GIVEN REQUEST A:
Answer these about the passage on Justice Scalia and the Supreme Court:
(i) In which 1937 case did the Supreme Court stop holding the government powerless against national economic disaster?
(ii) Who is challenging the recently enacted health care law as beyond federal power?
(iii) In what year did Clarence Thomas join the Court, and which president appointed him?
GIVEN REQUEST B: Extend the passage on Justice Scalia and the Supreme Court beyond its final sentence.
-------- SELECTION --------
Ancient history? Until recently one would have thought so, of the Butler case and others striking down Franklin Roosevelt’s efforts to deal with the Depression. For in 1937, in NLRB v. Jones & Laughlin, two justices changed their position and the Supreme Court abandoned the attempt to hold the government powerless to act against national economic disaster.

But now those pre-1937 decisions of the Court do not look so dusty. Once again we have headstrong conservative justices on the Supreme Court, eager to impose their vision of governance. In a suit that will reach the Court in a year or two, Republican state attorneys general are challenging the recently enacted health care law as beyond federal power: a claim reminiscent of the rationale of the decisions before 1937.

The justice who set the Court on its radical turn to the right is Antonin Scalia, the subject of Joan Biskupic’s fascinating biography, American Original. For years after his appointment by Ronald Reagan in 1986, Justice Scalia was often a loner, uncompromising in his views and seemingly unconcerned—indeed pugnacious—in his failure to enlist colleagues. Then, in 1991, Justice Clarence Thomas joined the Court, appointed by George H.W. Bush, and he almost unfailingly agreed with Scalia. In 2005 President Bush chose John Roberts as chief justice and Samuel Alito as an associate justice—both far to the right.
-------- PROVIDED MATERIAL --------
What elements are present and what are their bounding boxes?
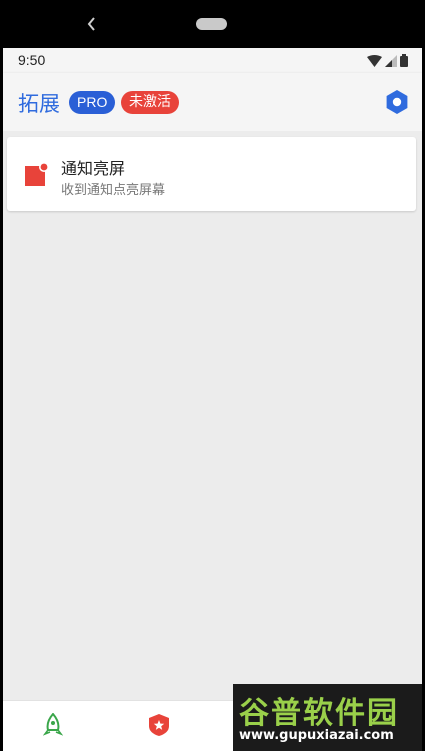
--------
RESULT A:
(i) NLRB v. Jones & Laughlin.
(ii) Republican state attorneys general.
(iii) 1991, appointed by George H.W. Bush.

RESULT B:
Chief Justice Roberts in particular made a profound difference. He came to the Court with the most definite political program of any appointee in generations: enlarge the power of the president, destroy affirmative action, support corporations. There were now four almost-certain votes for conservative outcomes, and Justice Anthony Kennedy often added a fifth. The way was open for decisions like Citizens United v. FEC in January 2010, which ended limits on corporate political spending.1

But Scalia remains the most interesting of the conservatives, the most provocative. He does not hesitate to be sarcastic, even contemptuous, about his colleagues when he disagrees with them. When Justice Sandra Day O’Connor disappointed him in 1989 by not providing the fifth vote to overrule the abortion decision Roe v. Wade, he wrote in dissent that her rationale “cannot be taken seriously.”

When, a few months earlier, the Court upheld the post-Watergate statute allowing the appointment of independent counsels to investigate executive branch wrongdoing, Scalia was the lone dissenter. He saw the law as an infringement on the president’s power to control the executive and said that it created a new branch of government, “a sort of junior-varsity Congress.” His language seemed shrill, but Kenneth Starr’s out-of-control impeachment investigation of President Clinton a decade later proved Scalia’s doubts prophetic.

Biskupic traces the roots of Scalia’s conservatism. His family was Roman Catholic on the conservative model of the Church before Vatican II, with the mass in Latin and the congregation not actively participating, and Scalia has held to that view. He and his family attend a church that celebrates the mass in Latin, and he told Biskupic in a 2008 interview that Vatican II was “not on my hit parade.” He attended a Jesuit high school for boys in New York where all students took part in junior ROTC.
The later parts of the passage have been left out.